Start

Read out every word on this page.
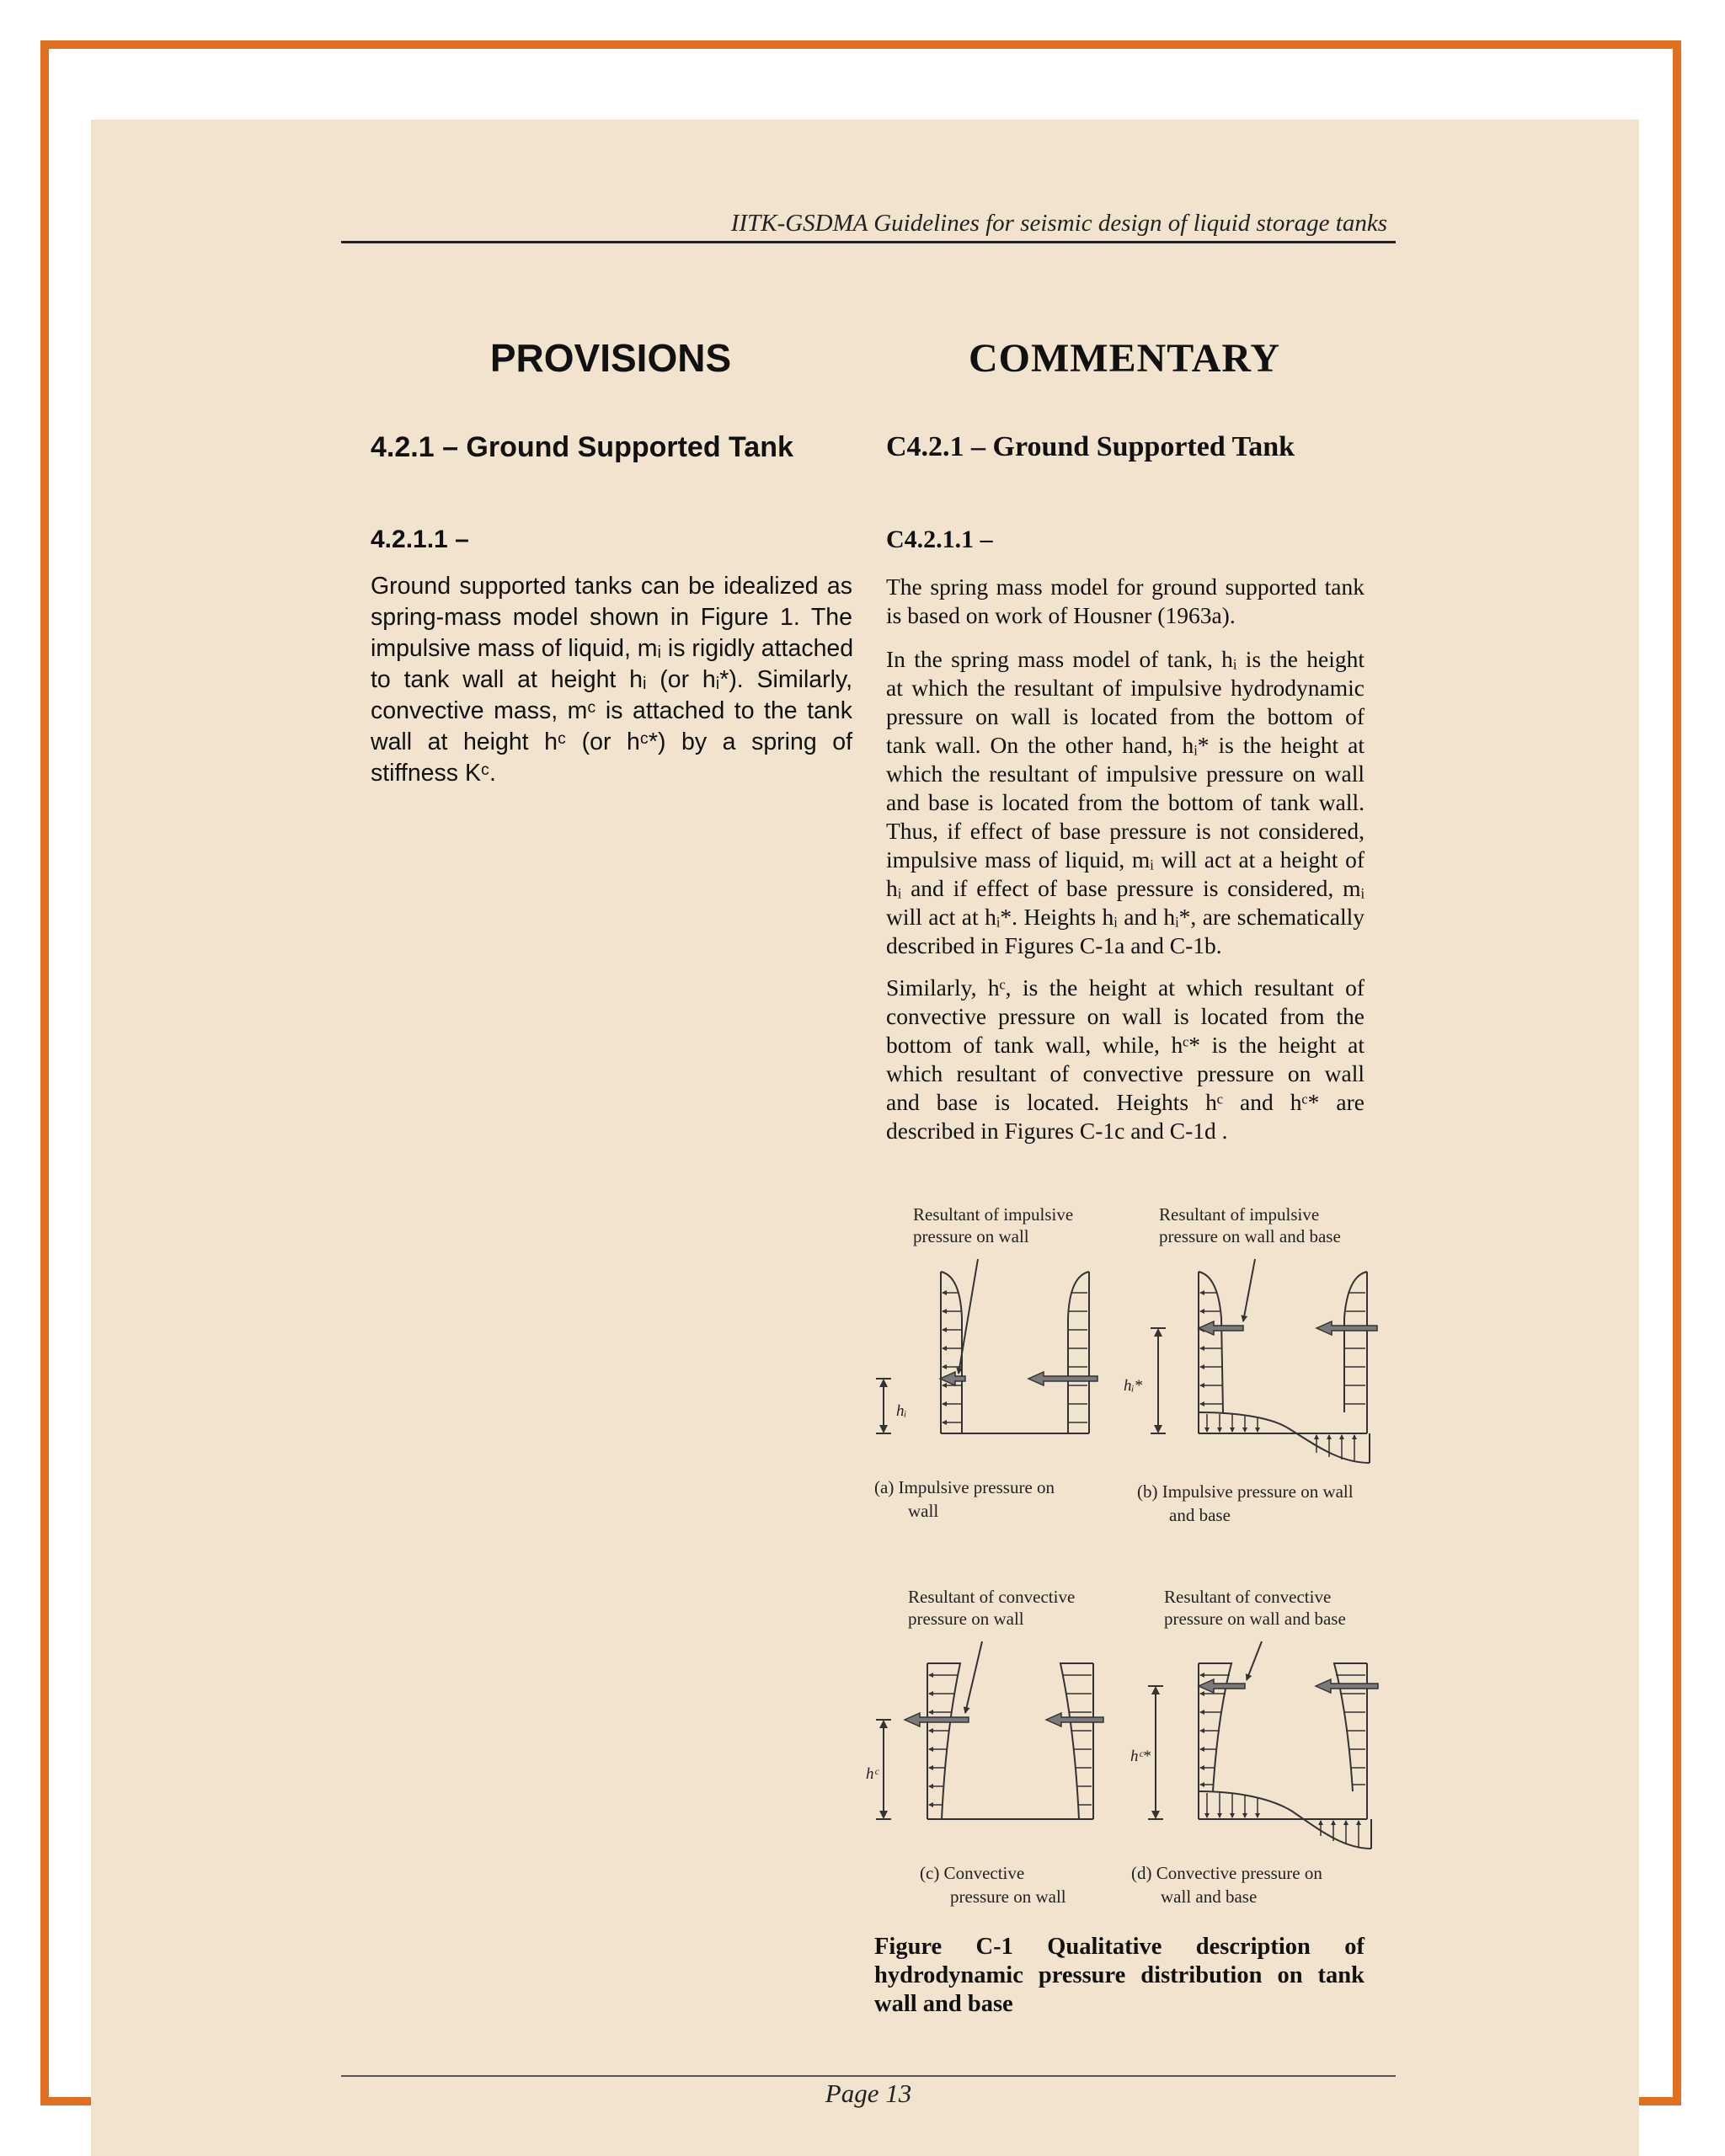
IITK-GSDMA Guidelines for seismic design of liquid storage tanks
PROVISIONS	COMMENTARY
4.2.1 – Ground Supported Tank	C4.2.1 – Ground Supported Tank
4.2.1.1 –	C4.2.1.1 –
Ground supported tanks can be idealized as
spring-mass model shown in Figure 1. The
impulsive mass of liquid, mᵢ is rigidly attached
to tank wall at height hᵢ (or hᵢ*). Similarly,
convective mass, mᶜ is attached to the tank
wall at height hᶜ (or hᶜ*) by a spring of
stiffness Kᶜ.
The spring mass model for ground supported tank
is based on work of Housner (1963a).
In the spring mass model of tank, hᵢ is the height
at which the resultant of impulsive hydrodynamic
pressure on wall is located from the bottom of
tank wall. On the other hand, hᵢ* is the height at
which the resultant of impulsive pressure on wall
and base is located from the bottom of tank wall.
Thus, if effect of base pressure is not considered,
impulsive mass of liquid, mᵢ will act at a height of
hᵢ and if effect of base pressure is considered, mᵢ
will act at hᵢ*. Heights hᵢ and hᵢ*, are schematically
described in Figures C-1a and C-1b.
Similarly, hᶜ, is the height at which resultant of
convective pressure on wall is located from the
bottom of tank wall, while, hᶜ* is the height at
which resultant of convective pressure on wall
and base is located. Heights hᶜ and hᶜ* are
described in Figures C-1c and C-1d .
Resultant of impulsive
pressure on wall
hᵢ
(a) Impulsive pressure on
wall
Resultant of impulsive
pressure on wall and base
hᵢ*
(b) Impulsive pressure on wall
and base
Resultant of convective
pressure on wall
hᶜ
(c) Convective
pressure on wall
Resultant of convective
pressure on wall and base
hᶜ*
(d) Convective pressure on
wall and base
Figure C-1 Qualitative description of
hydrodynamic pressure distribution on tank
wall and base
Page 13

End
Start

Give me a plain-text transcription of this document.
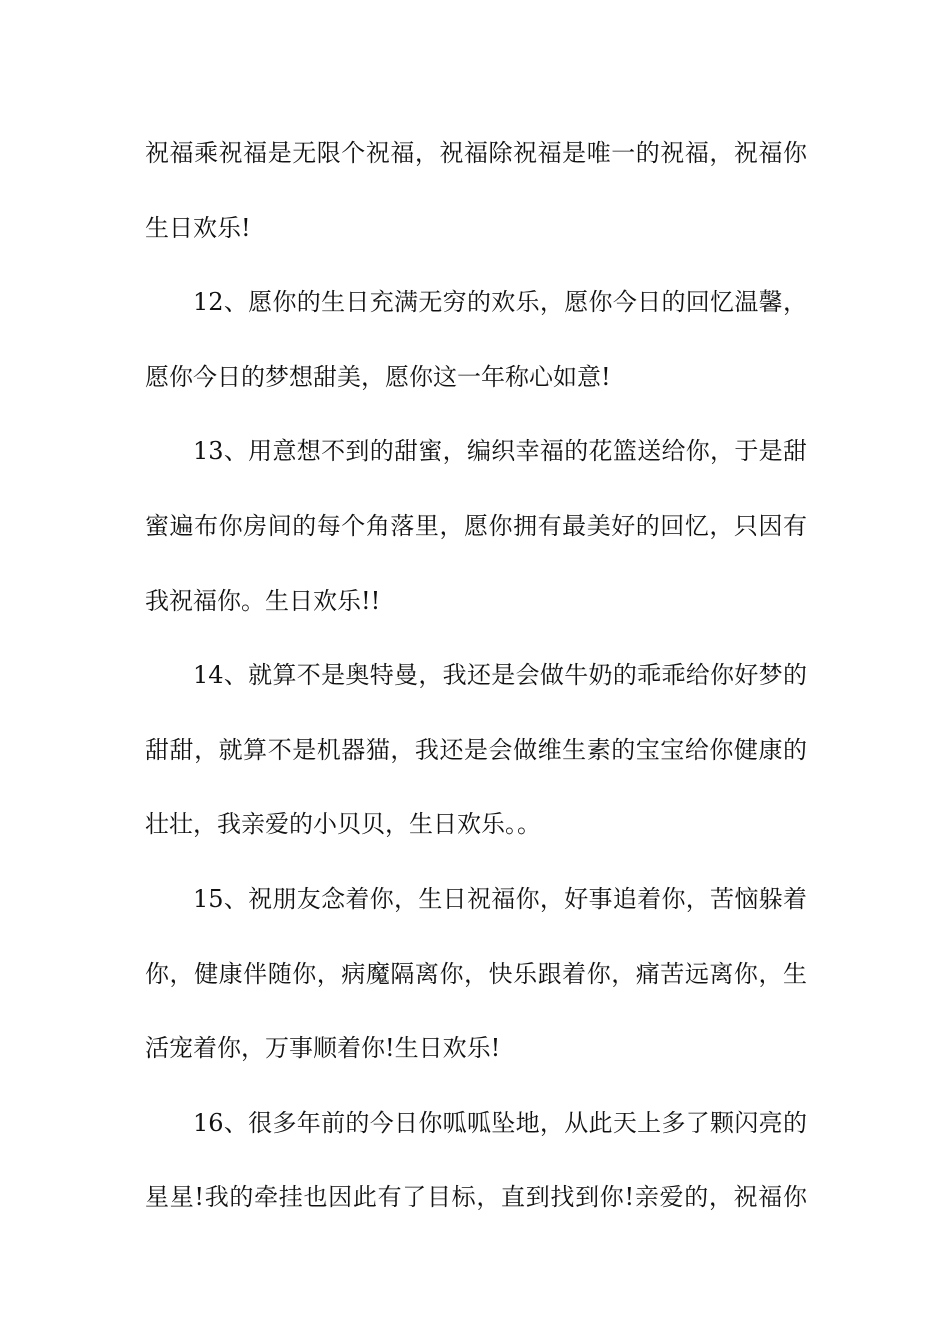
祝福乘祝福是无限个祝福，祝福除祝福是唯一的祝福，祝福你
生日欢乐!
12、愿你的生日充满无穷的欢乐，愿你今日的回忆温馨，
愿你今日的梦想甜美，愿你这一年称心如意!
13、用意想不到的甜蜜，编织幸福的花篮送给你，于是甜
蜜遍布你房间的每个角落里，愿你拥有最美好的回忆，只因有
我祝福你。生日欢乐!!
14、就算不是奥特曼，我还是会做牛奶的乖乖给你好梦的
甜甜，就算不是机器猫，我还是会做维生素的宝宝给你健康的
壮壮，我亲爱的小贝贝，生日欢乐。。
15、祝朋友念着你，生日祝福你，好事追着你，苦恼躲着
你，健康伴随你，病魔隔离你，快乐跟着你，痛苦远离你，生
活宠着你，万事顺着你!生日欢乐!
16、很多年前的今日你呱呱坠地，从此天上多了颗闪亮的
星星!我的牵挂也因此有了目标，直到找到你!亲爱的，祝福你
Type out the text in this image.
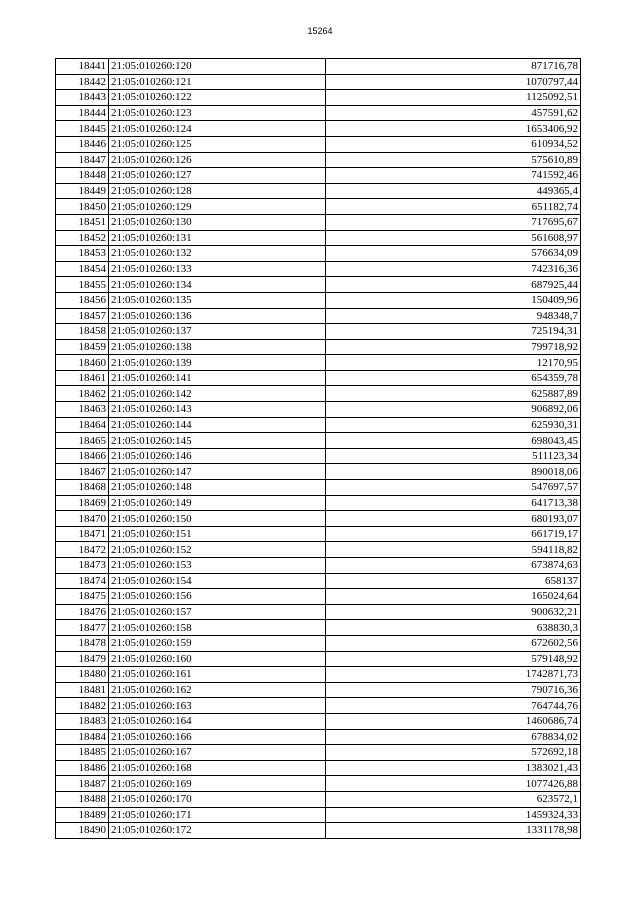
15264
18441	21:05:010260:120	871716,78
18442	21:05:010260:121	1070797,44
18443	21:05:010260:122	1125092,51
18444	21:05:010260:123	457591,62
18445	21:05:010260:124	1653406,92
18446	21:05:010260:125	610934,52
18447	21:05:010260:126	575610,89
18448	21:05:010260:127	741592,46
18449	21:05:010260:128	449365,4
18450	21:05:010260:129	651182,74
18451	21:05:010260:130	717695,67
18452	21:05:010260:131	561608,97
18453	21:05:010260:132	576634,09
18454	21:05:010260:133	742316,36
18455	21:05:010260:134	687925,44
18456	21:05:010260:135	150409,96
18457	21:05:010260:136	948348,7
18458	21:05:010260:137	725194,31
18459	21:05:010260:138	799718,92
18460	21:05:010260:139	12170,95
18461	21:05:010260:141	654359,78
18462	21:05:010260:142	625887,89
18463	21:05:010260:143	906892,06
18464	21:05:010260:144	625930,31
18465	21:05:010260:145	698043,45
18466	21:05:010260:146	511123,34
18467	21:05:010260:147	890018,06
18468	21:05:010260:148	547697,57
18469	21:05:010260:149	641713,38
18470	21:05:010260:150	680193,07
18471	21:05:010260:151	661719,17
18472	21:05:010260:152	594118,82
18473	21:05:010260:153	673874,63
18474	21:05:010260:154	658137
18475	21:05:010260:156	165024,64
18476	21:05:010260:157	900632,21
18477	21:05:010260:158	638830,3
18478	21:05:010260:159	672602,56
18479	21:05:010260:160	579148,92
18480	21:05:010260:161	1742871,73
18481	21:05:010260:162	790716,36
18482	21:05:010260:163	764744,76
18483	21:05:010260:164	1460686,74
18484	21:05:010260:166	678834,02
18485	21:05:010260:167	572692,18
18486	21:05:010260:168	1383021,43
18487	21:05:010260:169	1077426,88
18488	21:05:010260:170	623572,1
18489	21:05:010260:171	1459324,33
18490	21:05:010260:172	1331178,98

End

**What to produce**
Copy every line of the data that holds the string "which".

**Result**
at which the resultant of impulsive hydrodynamic
which the resultant of impulsive pressure on wall
Similarly, hᶜ, is the height at which resultant of
which resultant of convective pressure on wall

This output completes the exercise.